─── Record set ───

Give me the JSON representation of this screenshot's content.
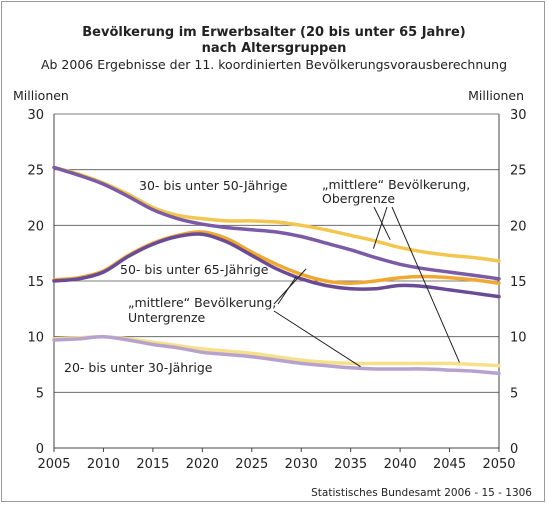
{
  "chart_data": {
    "type": "line",
    "title": "Bevölkerung im Erwerbsalter (20 bis unter 65 Jahre)",
    "title_line2": "nach Altersgruppen",
    "subtitle": "Ab 2006 Ergebnisse der 11. koordinierten Bevölkerungsvorausberechnung",
    "ylabel_left": "Millionen",
    "ylabel_right": "Millionen",
    "xlim": [
      2005,
      2050
    ],
    "ylim": [
      0,
      30
    ],
    "xticks": [
      "2005",
      "2010",
      "2015",
      "2020",
      "2025",
      "2030",
      "2035",
      "2040",
      "2045",
      "2050"
    ],
    "yticks": [
      "0",
      "5",
      "10",
      "15",
      "20",
      "25",
      "30"
    ],
    "grid": "horizontal",
    "x": [
      2005,
      2007.5,
      2010,
      2012.5,
      2015,
      2017.5,
      2020,
      2022.5,
      2025,
      2027.5,
      2030,
      2032.5,
      2035,
      2037.5,
      2040,
      2042.5,
      2045,
      2047.5,
      2050
    ],
    "series": [
      {
        "group": "30-50",
        "variant": "obergrenze",
        "color": "#f3c650",
        "width": 3.5,
        "values": [
          25.2,
          24.6,
          23.8,
          22.8,
          21.6,
          20.9,
          20.6,
          20.4,
          20.4,
          20.3,
          20.0,
          19.6,
          19.1,
          18.6,
          18.0,
          17.6,
          17.3,
          17.1,
          16.8
        ]
      },
      {
        "group": "30-50",
        "variant": "untergrenze",
        "color": "#7b5aa6",
        "width": 3.5,
        "values": [
          25.2,
          24.5,
          23.7,
          22.6,
          21.4,
          20.6,
          20.1,
          19.8,
          19.6,
          19.4,
          19.0,
          18.4,
          17.8,
          17.1,
          16.5,
          16.1,
          15.8,
          15.5,
          15.2
        ]
      },
      {
        "group": "50-65",
        "variant": "obergrenze",
        "color": "#f0a830",
        "width": 3.5,
        "values": [
          15.1,
          15.3,
          15.9,
          17.3,
          18.4,
          19.1,
          19.4,
          18.8,
          17.6,
          16.5,
          15.6,
          15.0,
          14.8,
          15.0,
          15.3,
          15.4,
          15.3,
          15.1,
          14.8
        ]
      },
      {
        "group": "50-65",
        "variant": "untergrenze",
        "color": "#6a4c96",
        "width": 3.5,
        "values": [
          15.0,
          15.2,
          15.8,
          17.2,
          18.3,
          19.0,
          19.2,
          18.5,
          17.3,
          16.1,
          15.2,
          14.6,
          14.3,
          14.3,
          14.6,
          14.5,
          14.2,
          13.9,
          13.6
        ]
      },
      {
        "group": "20-30",
        "variant": "obergrenze",
        "color": "#f7e08a",
        "width": 3.5,
        "values": [
          9.8,
          9.9,
          10.0,
          9.8,
          9.5,
          9.2,
          8.9,
          8.7,
          8.5,
          8.2,
          7.9,
          7.7,
          7.6,
          7.6,
          7.6,
          7.6,
          7.6,
          7.5,
          7.4
        ]
      },
      {
        "group": "20-30",
        "variant": "untergrenze",
        "color": "#b7a2cf",
        "width": 3.5,
        "values": [
          9.7,
          9.8,
          10.0,
          9.7,
          9.3,
          9.0,
          8.6,
          8.4,
          8.2,
          7.9,
          7.6,
          7.4,
          7.2,
          7.1,
          7.1,
          7.1,
          7.0,
          6.9,
          6.7
        ]
      }
    ],
    "annotations": {
      "label_30_50": "30- bis unter 50-Jährige",
      "label_50_65": "50- bis unter 65-Jährige",
      "label_20_30": "20- bis unter 30-Jährige",
      "ober_line1": "„mittlere“ Bevölkerung,",
      "ober_line2": "Obergrenze",
      "unter_line1": "„mittlere“ Bevölkerung,",
      "unter_line2": "Untergrenze"
    },
    "source": "Statistisches Bundesamt 2006 - 15 - 1306"
  }
}
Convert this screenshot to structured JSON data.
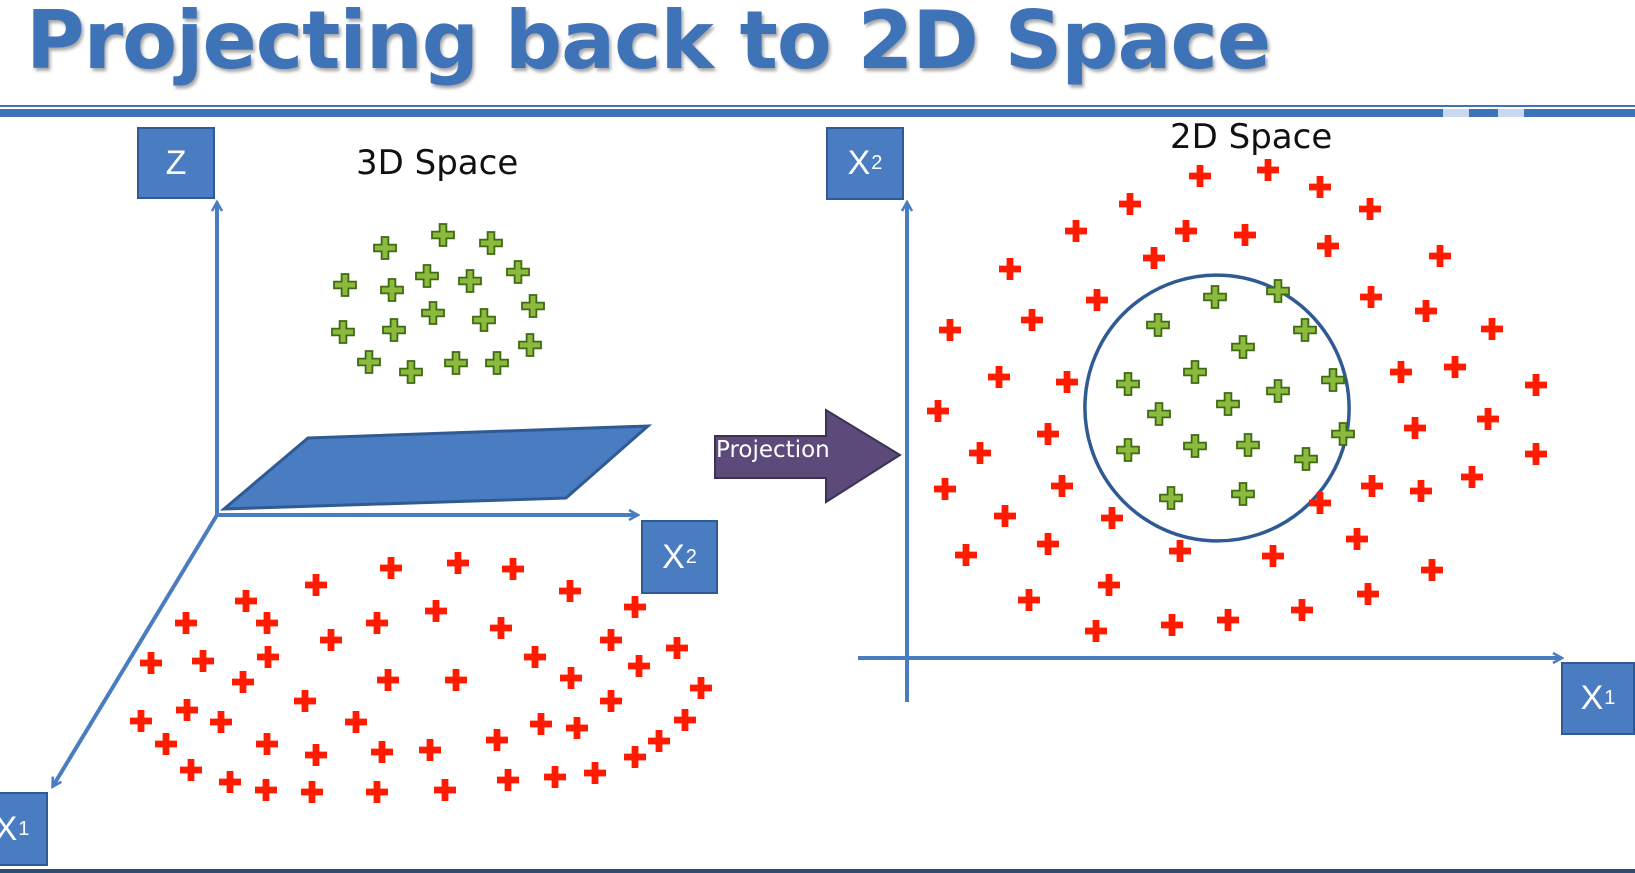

───

What the exercise asks: Pick out every line holding the string "Millionen" and return it.

Solved exercise:
    "ylabel_left": "Millionen",
    "ylabel_right": "Millionen",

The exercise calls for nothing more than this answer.